• _YOUR TASK_:
Reproduce every line of the records below without any change, and leave the pictures out of your copy.

⁂

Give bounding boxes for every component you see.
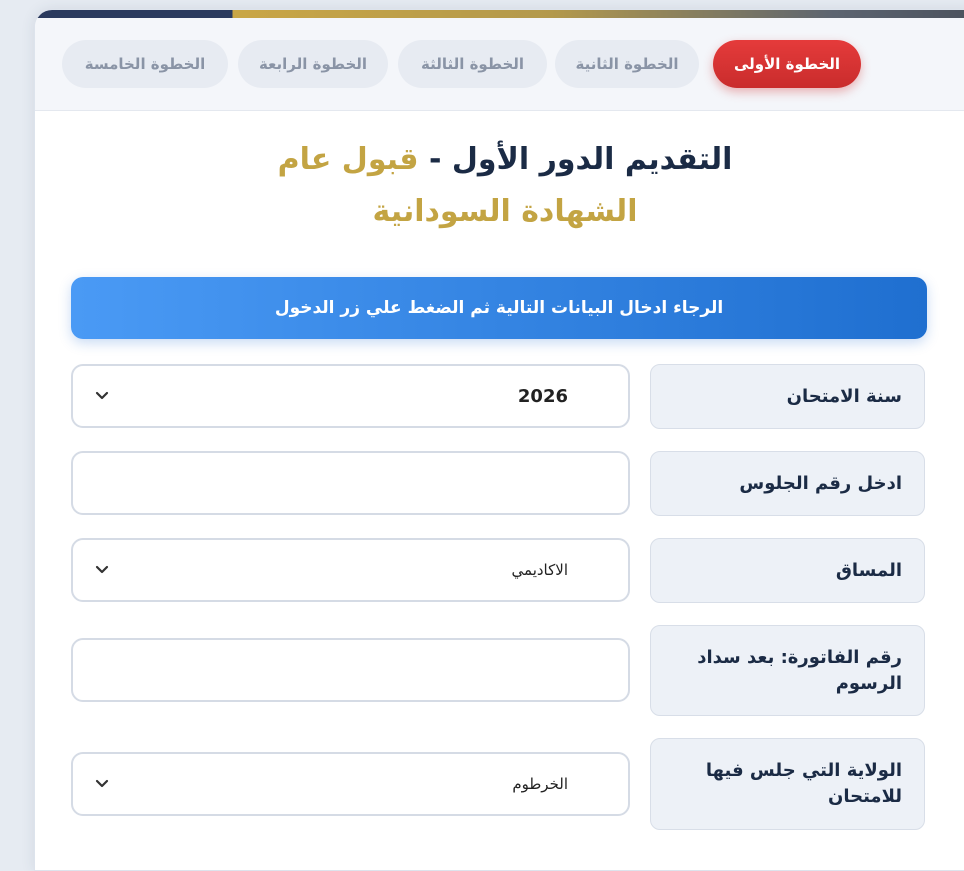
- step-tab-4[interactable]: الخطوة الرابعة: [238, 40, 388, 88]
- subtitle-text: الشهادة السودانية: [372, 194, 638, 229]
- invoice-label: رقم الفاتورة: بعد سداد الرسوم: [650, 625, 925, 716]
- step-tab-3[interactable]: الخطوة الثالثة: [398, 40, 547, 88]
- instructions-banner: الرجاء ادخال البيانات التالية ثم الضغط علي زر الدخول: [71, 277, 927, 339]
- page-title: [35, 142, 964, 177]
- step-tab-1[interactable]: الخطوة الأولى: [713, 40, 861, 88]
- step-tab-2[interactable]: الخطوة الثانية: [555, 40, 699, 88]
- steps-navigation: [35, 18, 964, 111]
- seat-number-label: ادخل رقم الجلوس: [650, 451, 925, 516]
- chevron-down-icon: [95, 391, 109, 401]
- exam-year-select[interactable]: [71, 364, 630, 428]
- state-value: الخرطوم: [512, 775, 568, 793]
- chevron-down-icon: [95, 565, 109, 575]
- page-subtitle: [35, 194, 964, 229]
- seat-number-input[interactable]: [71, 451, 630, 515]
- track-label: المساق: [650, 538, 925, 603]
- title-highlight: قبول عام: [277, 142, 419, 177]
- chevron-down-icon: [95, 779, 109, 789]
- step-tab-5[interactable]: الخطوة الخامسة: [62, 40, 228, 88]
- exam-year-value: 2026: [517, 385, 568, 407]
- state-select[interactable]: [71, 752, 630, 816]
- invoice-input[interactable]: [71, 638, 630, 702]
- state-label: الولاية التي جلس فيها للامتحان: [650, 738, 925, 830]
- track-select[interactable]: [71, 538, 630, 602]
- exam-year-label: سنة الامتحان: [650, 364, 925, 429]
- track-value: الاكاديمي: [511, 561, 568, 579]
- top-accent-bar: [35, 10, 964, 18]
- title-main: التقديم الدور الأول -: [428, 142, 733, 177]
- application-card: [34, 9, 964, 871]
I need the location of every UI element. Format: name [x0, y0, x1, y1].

⁂

• _CORRECT RESPONSE_:
Give bounding boxes for every component you see.
- step-tab-4[interactable]: الخطوة الرابعة: [238, 40, 388, 88]
- subtitle-text: الشهادة السودانية: [372, 194, 638, 229]
- invoice-label: رقم الفاتورة: بعد سداد الرسوم: [650, 625, 925, 716]
- step-tab-3[interactable]: الخطوة الثالثة: [398, 40, 547, 88]
- instructions-banner: الرجاء ادخال البيانات التالية ثم الضغط علي زر الدخول: [71, 277, 927, 339]
- page-title: [35, 142, 964, 177]
- step-tab-1[interactable]: الخطوة الأولى: [713, 40, 861, 88]
- step-tab-2[interactable]: الخطوة الثانية: [555, 40, 699, 88]
- steps-navigation: [35, 18, 964, 111]
- seat-number-label: ادخل رقم الجلوس: [650, 451, 925, 516]
- chevron-down-icon: [95, 391, 109, 401]
- exam-year-select[interactable]: [71, 364, 630, 428]
- state-value: الخرطوم: [512, 775, 568, 793]
- chevron-down-icon: [95, 565, 109, 575]
- page-subtitle: [35, 194, 964, 229]
- seat-number-input[interactable]: [71, 451, 630, 515]
- track-label: المساق: [650, 538, 925, 603]
- title-highlight: قبول عام: [277, 142, 419, 177]
- chevron-down-icon: [95, 779, 109, 789]
- step-tab-5[interactable]: الخطوة الخامسة: [62, 40, 228, 88]
- exam-year-value: 2026: [517, 385, 568, 407]
- state-select[interactable]: [71, 752, 630, 816]
- invoice-input[interactable]: [71, 638, 630, 702]
- state-label: الولاية التي جلس فيها للامتحان: [650, 738, 925, 830]
- track-select[interactable]: [71, 538, 630, 602]
- exam-year-label: سنة الامتحان: [650, 364, 925, 429]
- track-value: الاكاديمي: [511, 561, 568, 579]
- top-accent-bar: [35, 10, 964, 18]
- title-main: التقديم الدور الأول -: [428, 142, 733, 177]
- application-card: [34, 9, 964, 871]
I need the location of every UI element. Format: name [x0, y0, x1, y1].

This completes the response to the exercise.